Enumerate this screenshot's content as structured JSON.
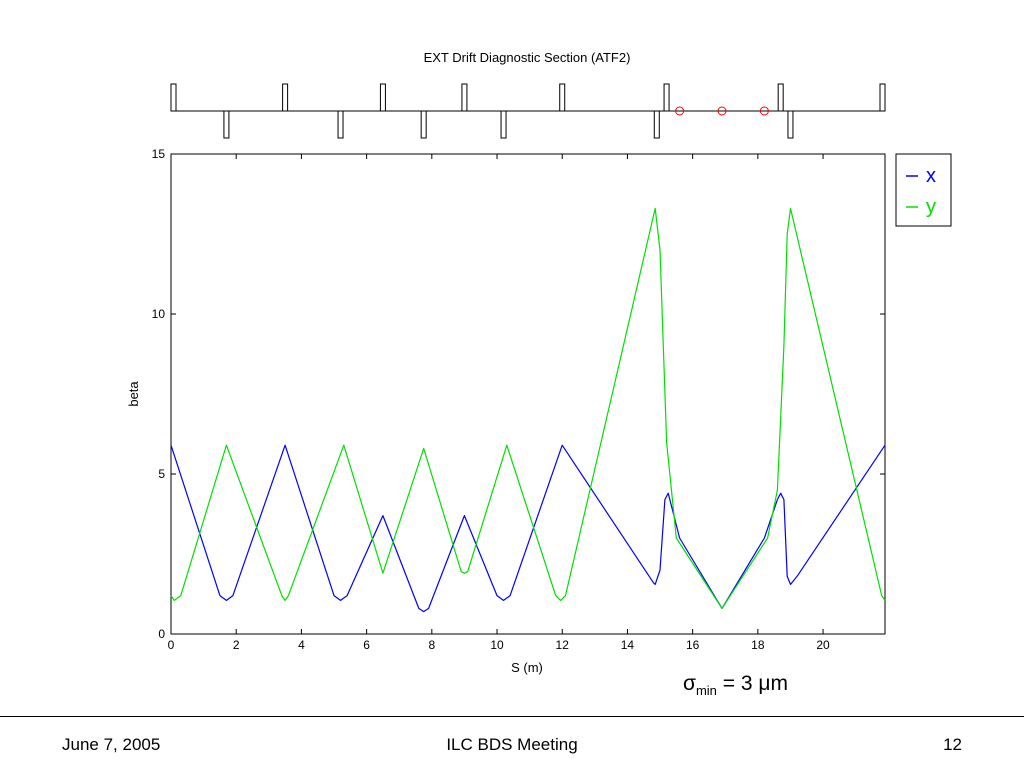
{
  "footer": {
    "date": "June 7, 2005",
    "title": "ILC BDS Meeting",
    "page": "12"
  },
  "annotation": {
    "sigma_symbol": "σ",
    "sigma_subscript": "min",
    "sigma_value": " = 3 μm"
  },
  "chart_data": {
    "type": "line",
    "title": "EXT Drift Diagnostic Section (ATF2)",
    "xlabel": "S (m)",
    "ylabel": "beta",
    "xlim": [
      0,
      21.9
    ],
    "ylim": [
      0,
      15
    ],
    "xticks": [
      0,
      2,
      4,
      6,
      8,
      10,
      12,
      14,
      16,
      18,
      20
    ],
    "yticks": [
      0,
      5,
      10,
      15
    ],
    "grid": false,
    "legend_position": "outside-right-top",
    "series": [
      {
        "name": "x",
        "color": "#0000ff",
        "points": [
          [
            0,
            5.9
          ],
          [
            1.5,
            1.2
          ],
          [
            1.7,
            1.05
          ],
          [
            1.9,
            1.2
          ],
          [
            3.5,
            5.9
          ],
          [
            5.0,
            1.2
          ],
          [
            5.2,
            1.05
          ],
          [
            5.4,
            1.2
          ],
          [
            6.5,
            3.7
          ],
          [
            7.6,
            0.8
          ],
          [
            7.75,
            0.7
          ],
          [
            7.9,
            0.8
          ],
          [
            9.0,
            3.7
          ],
          [
            10.0,
            1.2
          ],
          [
            10.2,
            1.05
          ],
          [
            10.4,
            1.2
          ],
          [
            12.0,
            5.9
          ],
          [
            14.8,
            1.6
          ],
          [
            14.85,
            1.55
          ],
          [
            15.0,
            2.0
          ],
          [
            15.15,
            4.2
          ],
          [
            15.25,
            4.4
          ],
          [
            15.4,
            3.8
          ],
          [
            15.6,
            3.0
          ],
          [
            16.9,
            0.8
          ],
          [
            18.2,
            3.0
          ],
          [
            18.6,
            4.2
          ],
          [
            18.7,
            4.4
          ],
          [
            18.8,
            4.2
          ],
          [
            18.9,
            1.8
          ],
          [
            19.0,
            1.55
          ],
          [
            19.2,
            1.8
          ],
          [
            21.9,
            5.9
          ]
        ]
      },
      {
        "name": "y",
        "color": "#00e000",
        "points": [
          [
            0,
            1.2
          ],
          [
            0.1,
            1.05
          ],
          [
            0.3,
            1.2
          ],
          [
            1.7,
            5.9
          ],
          [
            3.4,
            1.2
          ],
          [
            3.5,
            1.05
          ],
          [
            3.6,
            1.2
          ],
          [
            5.3,
            5.9
          ],
          [
            6.5,
            1.9
          ],
          [
            7.75,
            5.8
          ],
          [
            8.9,
            1.95
          ],
          [
            9.0,
            1.9
          ],
          [
            9.1,
            1.95
          ],
          [
            10.3,
            5.9
          ],
          [
            11.8,
            1.2
          ],
          [
            11.95,
            1.05
          ],
          [
            12.1,
            1.2
          ],
          [
            14.85,
            13.3
          ],
          [
            15.0,
            12.0
          ],
          [
            15.2,
            6.0
          ],
          [
            15.5,
            3.0
          ],
          [
            16.9,
            0.8
          ],
          [
            18.3,
            3.0
          ],
          [
            18.6,
            4.5
          ],
          [
            18.8,
            9.0
          ],
          [
            18.9,
            12.5
          ],
          [
            19.0,
            13.3
          ],
          [
            21.8,
            1.2
          ],
          [
            21.9,
            1.05
          ]
        ]
      }
    ],
    "lattice": {
      "upper_elements_s": [
        0,
        3.5,
        6.5,
        9.0,
        12.0,
        15.2,
        18.7,
        21.9
      ],
      "lower_elements_s": [
        1.7,
        5.2,
        7.75,
        10.2,
        14.9,
        19.0
      ],
      "wire_scanners_s": [
        15.6,
        16.9,
        18.2
      ],
      "wire_scanner_color": "#ff0000"
    }
  }
}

> _Set task_
Write out the whole listing exactly, and drop the pictures.

> _Complete response_
Enumerate this screenshot's content as structured JSON.
{
  "footer": {
    "date": "June 7, 2005",
    "title": "ILC BDS Meeting",
    "page": "12"
  },
  "annotation": {
    "sigma_symbol": "σ",
    "sigma_subscript": "min",
    "sigma_value": " = 3 μm"
  },
  "chart_data": {
    "type": "line",
    "title": "EXT Drift Diagnostic Section (ATF2)",
    "xlabel": "S (m)",
    "ylabel": "beta",
    "xlim": [
      0,
      21.9
    ],
    "ylim": [
      0,
      15
    ],
    "xticks": [
      0,
      2,
      4,
      6,
      8,
      10,
      12,
      14,
      16,
      18,
      20
    ],
    "yticks": [
      0,
      5,
      10,
      15
    ],
    "grid": false,
    "legend_position": "outside-right-top",
    "series": [
      {
        "name": "x",
        "color": "#0000ff",
        "points": [
          [
            0,
            5.9
          ],
          [
            1.5,
            1.2
          ],
          [
            1.7,
            1.05
          ],
          [
            1.9,
            1.2
          ],
          [
            3.5,
            5.9
          ],
          [
            5.0,
            1.2
          ],
          [
            5.2,
            1.05
          ],
          [
            5.4,
            1.2
          ],
          [
            6.5,
            3.7
          ],
          [
            7.6,
            0.8
          ],
          [
            7.75,
            0.7
          ],
          [
            7.9,
            0.8
          ],
          [
            9.0,
            3.7
          ],
          [
            10.0,
            1.2
          ],
          [
            10.2,
            1.05
          ],
          [
            10.4,
            1.2
          ],
          [
            12.0,
            5.9
          ],
          [
            14.8,
            1.6
          ],
          [
            14.85,
            1.55
          ],
          [
            15.0,
            2.0
          ],
          [
            15.15,
            4.2
          ],
          [
            15.25,
            4.4
          ],
          [
            15.4,
            3.8
          ],
          [
            15.6,
            3.0
          ],
          [
            16.9,
            0.8
          ],
          [
            18.2,
            3.0
          ],
          [
            18.6,
            4.2
          ],
          [
            18.7,
            4.4
          ],
          [
            18.8,
            4.2
          ],
          [
            18.9,
            1.8
          ],
          [
            19.0,
            1.55
          ],
          [
            19.2,
            1.8
          ],
          [
            21.9,
            5.9
          ]
        ]
      },
      {
        "name": "y",
        "color": "#00e000",
        "points": [
          [
            0,
            1.2
          ],
          [
            0.1,
            1.05
          ],
          [
            0.3,
            1.2
          ],
          [
            1.7,
            5.9
          ],
          [
            3.4,
            1.2
          ],
          [
            3.5,
            1.05
          ],
          [
            3.6,
            1.2
          ],
          [
            5.3,
            5.9
          ],
          [
            6.5,
            1.9
          ],
          [
            7.75,
            5.8
          ],
          [
            8.9,
            1.95
          ],
          [
            9.0,
            1.9
          ],
          [
            9.1,
            1.95
          ],
          [
            10.3,
            5.9
          ],
          [
            11.8,
            1.2
          ],
          [
            11.95,
            1.05
          ],
          [
            12.1,
            1.2
          ],
          [
            14.85,
            13.3
          ],
          [
            15.0,
            12.0
          ],
          [
            15.2,
            6.0
          ],
          [
            15.5,
            3.0
          ],
          [
            16.9,
            0.8
          ],
          [
            18.3,
            3.0
          ],
          [
            18.6,
            4.5
          ],
          [
            18.8,
            9.0
          ],
          [
            18.9,
            12.5
          ],
          [
            19.0,
            13.3
          ],
          [
            21.8,
            1.2
          ],
          [
            21.9,
            1.05
          ]
        ]
      }
    ],
    "lattice": {
      "upper_elements_s": [
        0,
        3.5,
        6.5,
        9.0,
        12.0,
        15.2,
        18.7,
        21.9
      ],
      "lower_elements_s": [
        1.7,
        5.2,
        7.75,
        10.2,
        14.9,
        19.0
      ],
      "wire_scanners_s": [
        15.6,
        16.9,
        18.2
      ],
      "wire_scanner_color": "#ff0000"
    }
  }
}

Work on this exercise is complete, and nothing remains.